Your goal
Set down the data below without change, skipping the pictures it holds.

*** Listing ***

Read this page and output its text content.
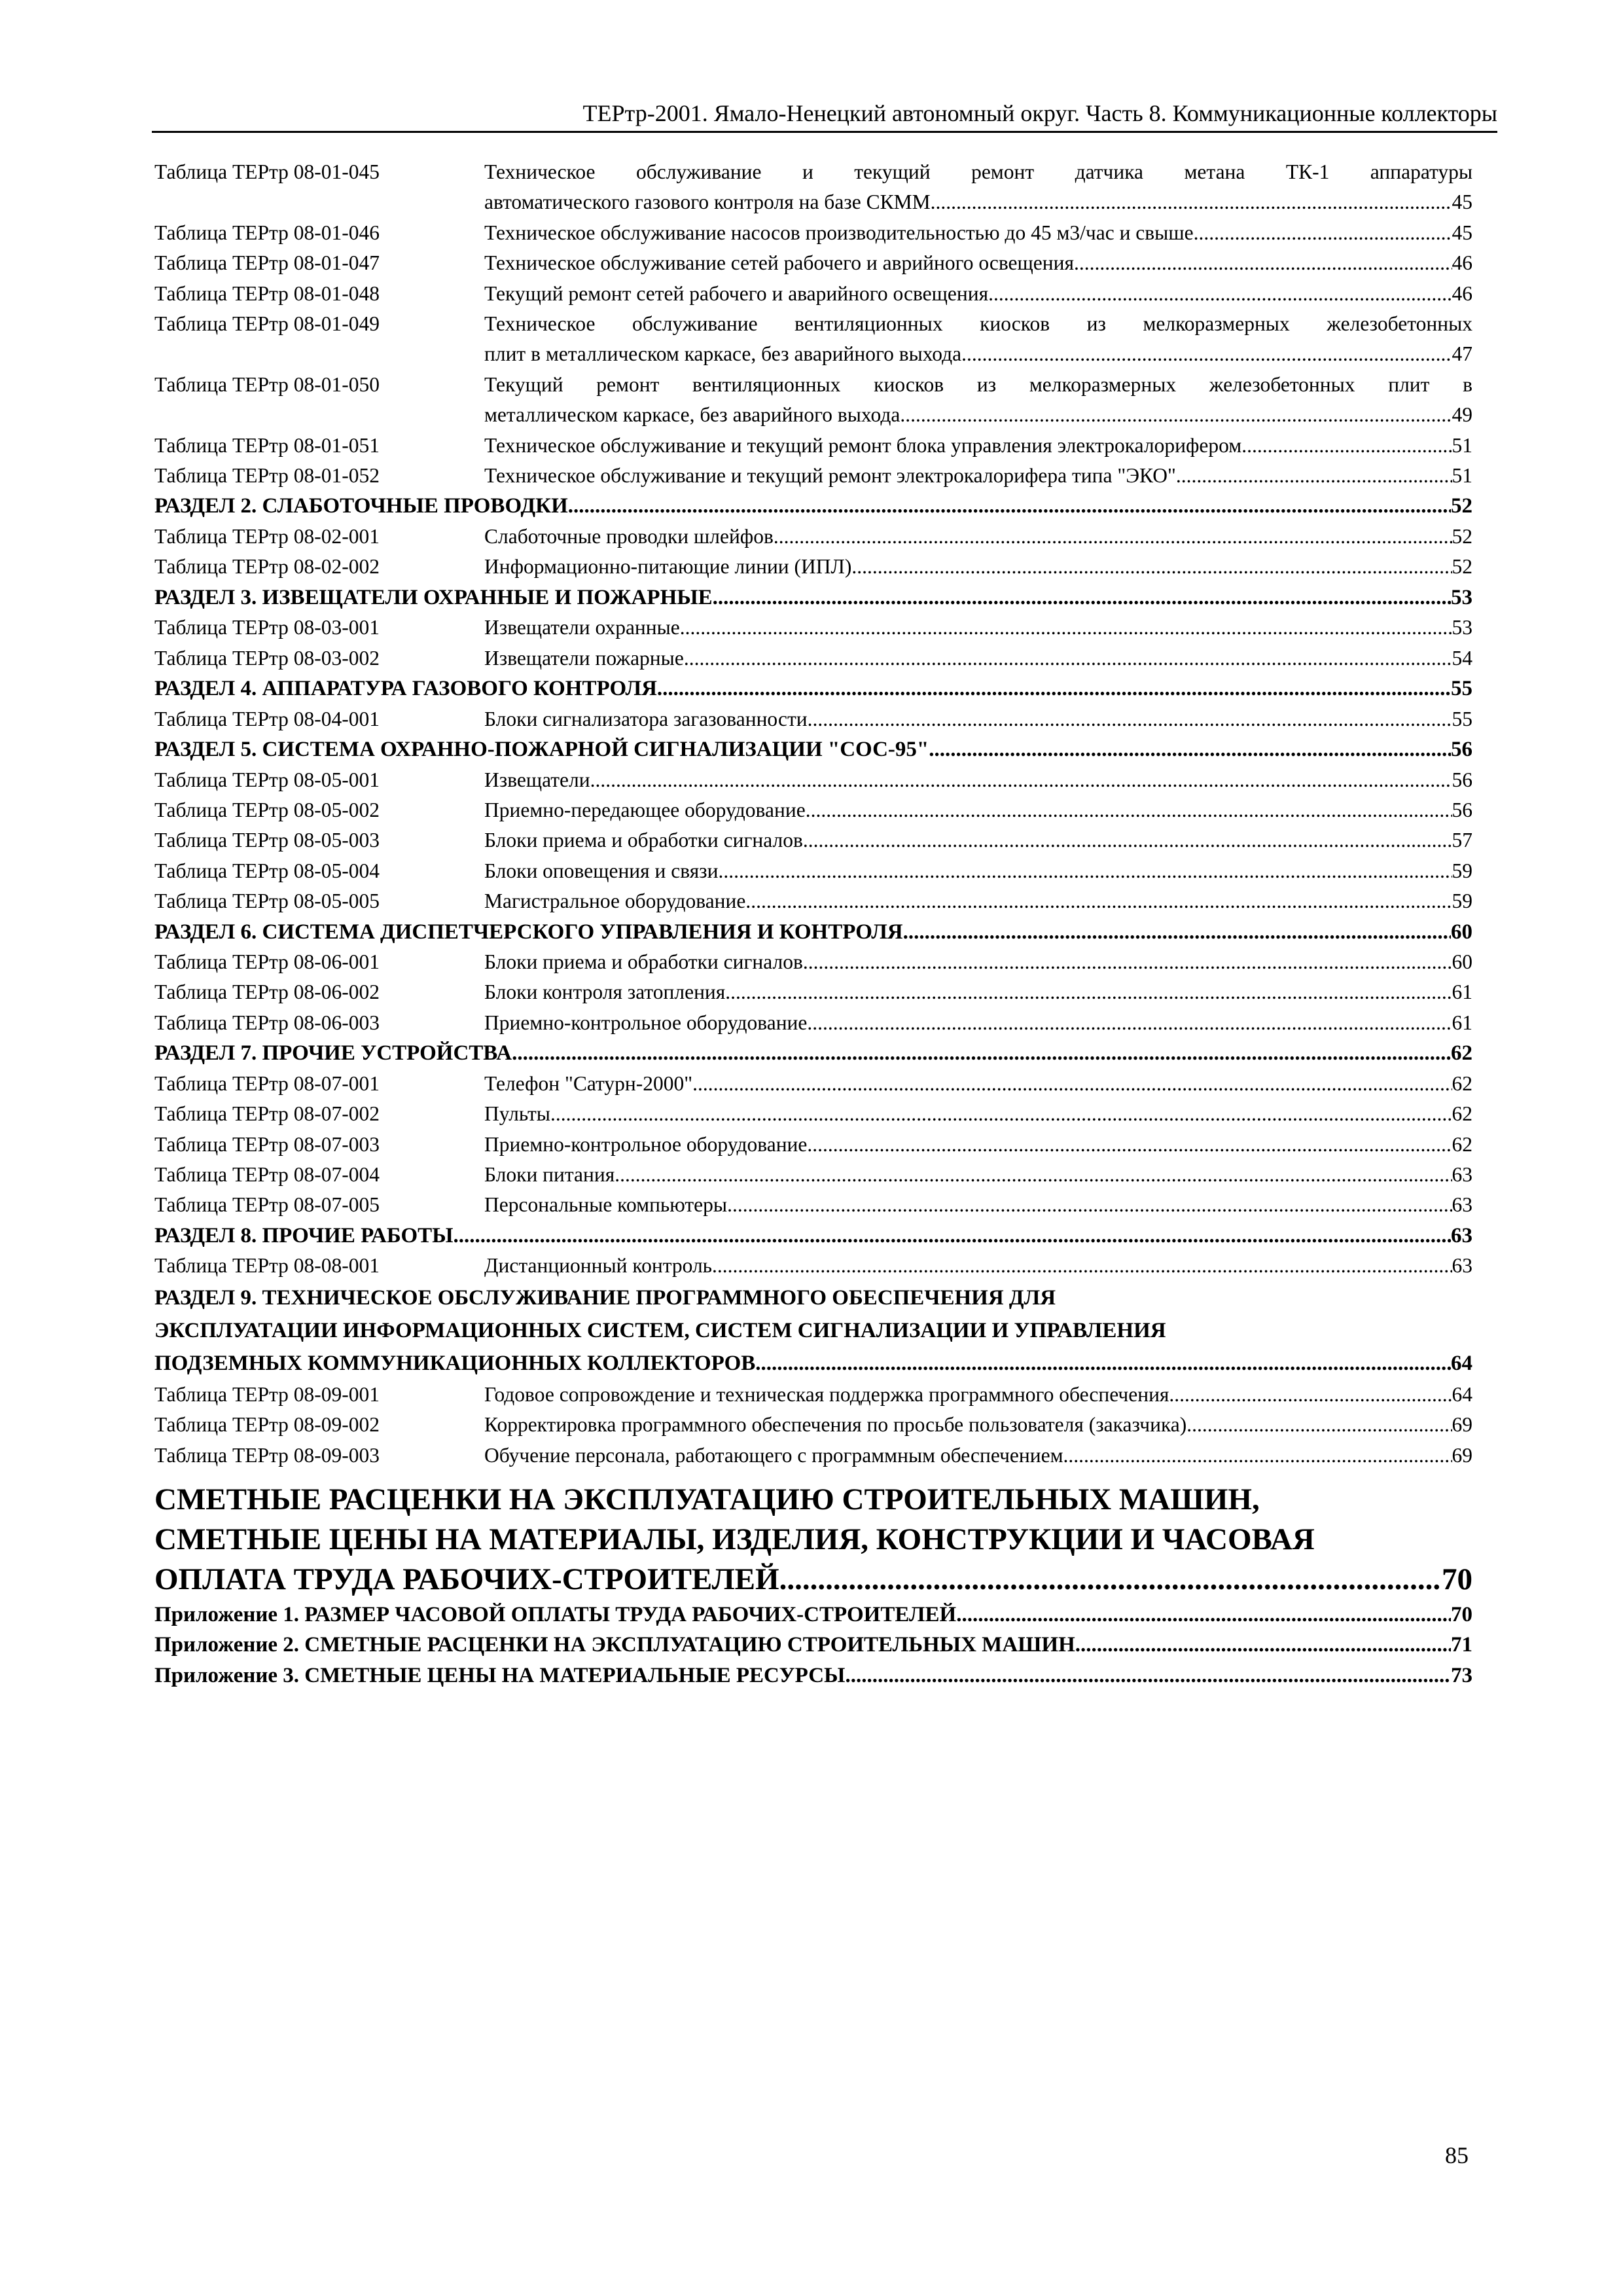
ТЕРтр-2001. Ямало-Ненецкий автономный округ. Часть 8. Коммуникационные коллекторы
Таблица ТЕРтр 08-01-045	Техническое обслуживание и текущий ремонт датчика метана ТК-1 аппаратуры
автоматического газового контроля на базе СКММ .....	45
Таблица ТЕРтр 08-01-046	Техническое обслуживание насосов производительностью до 45 м3/час и свыше .....	45
Таблица ТЕРтр 08-01-047	Техническое обслуживание сетей рабочего и аврийного освещения .....	46
Таблица ТЕРтр 08-01-048	Текущий ремонт сетей рабочего и аварийного освещения .....	46
Таблица ТЕРтр 08-01-049	Техническое обслуживание вентиляционных киосков из мелкоразмерных железобетонных
плит в металлическом каркасе, без аварийного выхода .....	47
Таблица ТЕРтр 08-01-050	Текущий ремонт вентиляционных киосков из мелкоразмерных железобетонных плит в
металлическом каркасе, без аварийного выхода .....	49
Таблица ТЕРтр 08-01-051	Техническое обслуживание и текущий ремонт блока управления электрокалорифером .....	51
Таблица ТЕРтр 08-01-052	Техническое обслуживание и текущий ремонт электрокалорифера типа "ЭКО" .....	51
РАЗДЕЛ 2. СЛАБОТОЧНЫЕ ПРОВОДКИ .....	52
Таблица ТЕРтр 08-02-001	Слаботочные проводки шлейфов .....	52
Таблица ТЕРтр 08-02-002	Информационно-питающие линии (ИПЛ) .....	52
РАЗДЕЛ 3. ИЗВЕЩАТЕЛИ ОХРАННЫЕ И ПОЖАРНЫЕ .....	53
Таблица ТЕРтр 08-03-001	Извещатели охранные .....	53
Таблица ТЕРтр 08-03-002	Извещатели пожарные .....	54
РАЗДЕЛ 4. АППАРАТУРА ГАЗОВОГО КОНТРОЛЯ .....	55
Таблица ТЕРтр 08-04-001	Блоки сигнализатора загазованности .....	55
РАЗДЕЛ 5. СИСТЕМА ОХРАННО-ПОЖАРНОЙ СИГНАЛИЗАЦИИ "СОС-95" .....	56
Таблица ТЕРтр 08-05-001	Извещатели .....	56
Таблица ТЕРтр 08-05-002	Приемно-передающее оборудование .....	56
Таблица ТЕРтр 08-05-003	Блоки приема и обработки сигналов .....	57
Таблица ТЕРтр 08-05-004	Блоки оповещения и связи .....	59
Таблица ТЕРтр 08-05-005	Магистральное оборудование .....	59
РАЗДЕЛ 6. СИСТЕМА ДИСПЕТЧЕРСКОГО УПРАВЛЕНИЯ И КОНТРОЛЯ .....	60
Таблица ТЕРтр 08-06-001	Блоки приема и обработки сигналов .....	60
Таблица ТЕРтр 08-06-002	Блоки контроля затопления .....	61
Таблица ТЕРтр 08-06-003	Приемно-контрольное оборудование .....	61
РАЗДЕЛ 7. ПРОЧИЕ УСТРОЙСТВА .....	62
Таблица ТЕРтр 08-07-001	Телефон "Сатурн-2000" .....	62
Таблица ТЕРтр 08-07-002	Пульты .....	62
Таблица ТЕРтр 08-07-003	Приемно-контрольное оборудование .....	62
Таблица ТЕРтр 08-07-004	Блоки питания .....	63
Таблица ТЕРтр 08-07-005	Персональные компьютеры .....	63
РАЗДЕЛ 8. ПРОЧИЕ РАБОТЫ .....	63
Таблица ТЕРтр 08-08-001	Дистанционный контроль .....	63
РАЗДЕЛ 9. ТЕХНИЧЕСКОЕ ОБСЛУЖИВАНИЕ ПРОГРАММНОГО ОБЕСПЕЧЕНИЯ ДЛЯ
ЭКСПЛУАТАЦИИ ИНФОРМАЦИОННЫХ СИСТЕМ, СИСТЕМ СИГНАЛИЗАЦИИ И УПРАВЛЕНИЯ
ПОДЗЕМНЫХ КОММУНИКАЦИОННЫХ КОЛЛЕКТОРОВ .....	64
Таблица ТЕРтр 08-09-001	Годовое сопровождение и техническая поддержка программного обеспечения .....	64
Таблица ТЕРтр 08-09-002	Корректировка программного обеспечения по просьбе пользователя (заказчика) .....	69
Таблица ТЕРтр 08-09-003	Обучение персонала, работающего с программным обеспечением .....	69
СМЕТНЫЕ РАСЦЕНКИ НА ЭКСПЛУАТАЦИЮ СТРОИТЕЛЬНЫХ МАШИН,
СМЕТНЫЕ ЦЕНЫ НА МАТЕРИАЛЫ, ИЗДЕЛИЯ, КОНСТРУКЦИИ И ЧАСОВАЯ
ОПЛАТА ТРУДА РАБОЧИХ-СТРОИТЕЛЕЙ .....	70
Приложение 1. РАЗМЕР ЧАСОВОЙ ОПЛАТЫ ТРУДА РАБОЧИХ-СТРОИТЕЛЕЙ .....	70
Приложение 2. СМЕТНЫЕ РАСЦЕНКИ НА ЭКСПЛУАТАЦИЮ СТРОИТЕЛЬНЫХ МАШИН .....	71
Приложение 3. СМЕТНЫЕ ЦЕНЫ НА МАТЕРИАЛЬНЫЕ РЕСУРСЫ .....	73
85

***

Answer in full
Read this page and output its text content.
ТЕРтр-2001. Ямало-Ненецкий автономный округ. Часть 8. Коммуникационные коллекторы
Таблица ТЕРтр 08-01-045	Техническое обслуживание и текущий ремонт датчика метана ТК-1 аппаратуры
автоматического газового контроля на базе СКММ .....	45
Таблица ТЕРтр 08-01-046	Техническое обслуживание насосов производительностью до 45 м3/час и свыше .....	45
Таблица ТЕРтр 08-01-047	Техническое обслуживание сетей рабочего и аврийного освещения .....	46
Таблица ТЕРтр 08-01-048	Текущий ремонт сетей рабочего и аварийного освещения .....	46
Таблица ТЕРтр 08-01-049	Техническое обслуживание вентиляционных киосков из мелкоразмерных железобетонных
плит в металлическом каркасе, без аварийного выхода .....	47
Таблица ТЕРтр 08-01-050	Текущий ремонт вентиляционных киосков из мелкоразмерных железобетонных плит в
металлическом каркасе, без аварийного выхода .....	49
Таблица ТЕРтр 08-01-051	Техническое обслуживание и текущий ремонт блока управления электрокалорифером .....	51
Таблица ТЕРтр 08-01-052	Техническое обслуживание и текущий ремонт электрокалорифера типа "ЭКО" .....	51
РАЗДЕЛ 2. СЛАБОТОЧНЫЕ ПРОВОДКИ .....	52
Таблица ТЕРтр 08-02-001	Слаботочные проводки шлейфов .....	52
Таблица ТЕРтр 08-02-002	Информационно-питающие линии (ИПЛ) .....	52
РАЗДЕЛ 3. ИЗВЕЩАТЕЛИ ОХРАННЫЕ И ПОЖАРНЫЕ .....	53
Таблица ТЕРтр 08-03-001	Извещатели охранные .....	53
Таблица ТЕРтр 08-03-002	Извещатели пожарные .....	54
РАЗДЕЛ 4. АППАРАТУРА ГАЗОВОГО КОНТРОЛЯ .....	55
Таблица ТЕРтр 08-04-001	Блоки сигнализатора загазованности .....	55
РАЗДЕЛ 5. СИСТЕМА ОХРАННО-ПОЖАРНОЙ СИГНАЛИЗАЦИИ "СОС-95" .....	56
Таблица ТЕРтр 08-05-001	Извещатели .....	56
Таблица ТЕРтр 08-05-002	Приемно-передающее оборудование .....	56
Таблица ТЕРтр 08-05-003	Блоки приема и обработки сигналов .....	57
Таблица ТЕРтр 08-05-004	Блоки оповещения и связи .....	59
Таблица ТЕРтр 08-05-005	Магистральное оборудование .....	59
РАЗДЕЛ 6. СИСТЕМА ДИСПЕТЧЕРСКОГО УПРАВЛЕНИЯ И КОНТРОЛЯ .....	60
Таблица ТЕРтр 08-06-001	Блоки приема и обработки сигналов .....	60
Таблица ТЕРтр 08-06-002	Блоки контроля затопления .....	61
Таблица ТЕРтр 08-06-003	Приемно-контрольное оборудование .....	61
РАЗДЕЛ 7. ПРОЧИЕ УСТРОЙСТВА .....	62
Таблица ТЕРтр 08-07-001	Телефон "Сатурн-2000" .....	62
Таблица ТЕРтр 08-07-002	Пульты .....	62
Таблица ТЕРтр 08-07-003	Приемно-контрольное оборудование .....	62
Таблица ТЕРтр 08-07-004	Блоки питания .....	63
Таблица ТЕРтр 08-07-005	Персональные компьютеры .....	63
РАЗДЕЛ 8. ПРОЧИЕ РАБОТЫ .....	63
Таблица ТЕРтр 08-08-001	Дистанционный контроль .....	63
РАЗДЕЛ 9. ТЕХНИЧЕСКОЕ ОБСЛУЖИВАНИЕ ПРОГРАММНОГО ОБЕСПЕЧЕНИЯ ДЛЯ
ЭКСПЛУАТАЦИИ ИНФОРМАЦИОННЫХ СИСТЕМ, СИСТЕМ СИГНАЛИЗАЦИИ И УПРАВЛЕНИЯ
ПОДЗЕМНЫХ КОММУНИКАЦИОННЫХ КОЛЛЕКТОРОВ .....	64
Таблица ТЕРтр 08-09-001	Годовое сопровождение и техническая поддержка программного обеспечения .....	64
Таблица ТЕРтр 08-09-002	Корректировка программного обеспечения по просьбе пользователя (заказчика) .....	69
Таблица ТЕРтр 08-09-003	Обучение персонала, работающего с программным обеспечением .....	69
СМЕТНЫЕ РАСЦЕНКИ НА ЭКСПЛУАТАЦИЮ СТРОИТЕЛЬНЫХ МАШИН,
СМЕТНЫЕ ЦЕНЫ НА МАТЕРИАЛЫ, ИЗДЕЛИЯ, КОНСТРУКЦИИ И ЧАСОВАЯ
ОПЛАТА ТРУДА РАБОЧИХ-СТРОИТЕЛЕЙ .....	70
Приложение 1. РАЗМЕР ЧАСОВОЙ ОПЛАТЫ ТРУДА РАБОЧИХ-СТРОИТЕЛЕЙ .....	70
Приложение 2. СМЕТНЫЕ РАСЦЕНКИ НА ЭКСПЛУАТАЦИЮ СТРОИТЕЛЬНЫХ МАШИН .....	71
Приложение 3. СМЕТНЫЕ ЦЕНЫ НА МАТЕРИАЛЬНЫЕ РЕСУРСЫ .....	73
85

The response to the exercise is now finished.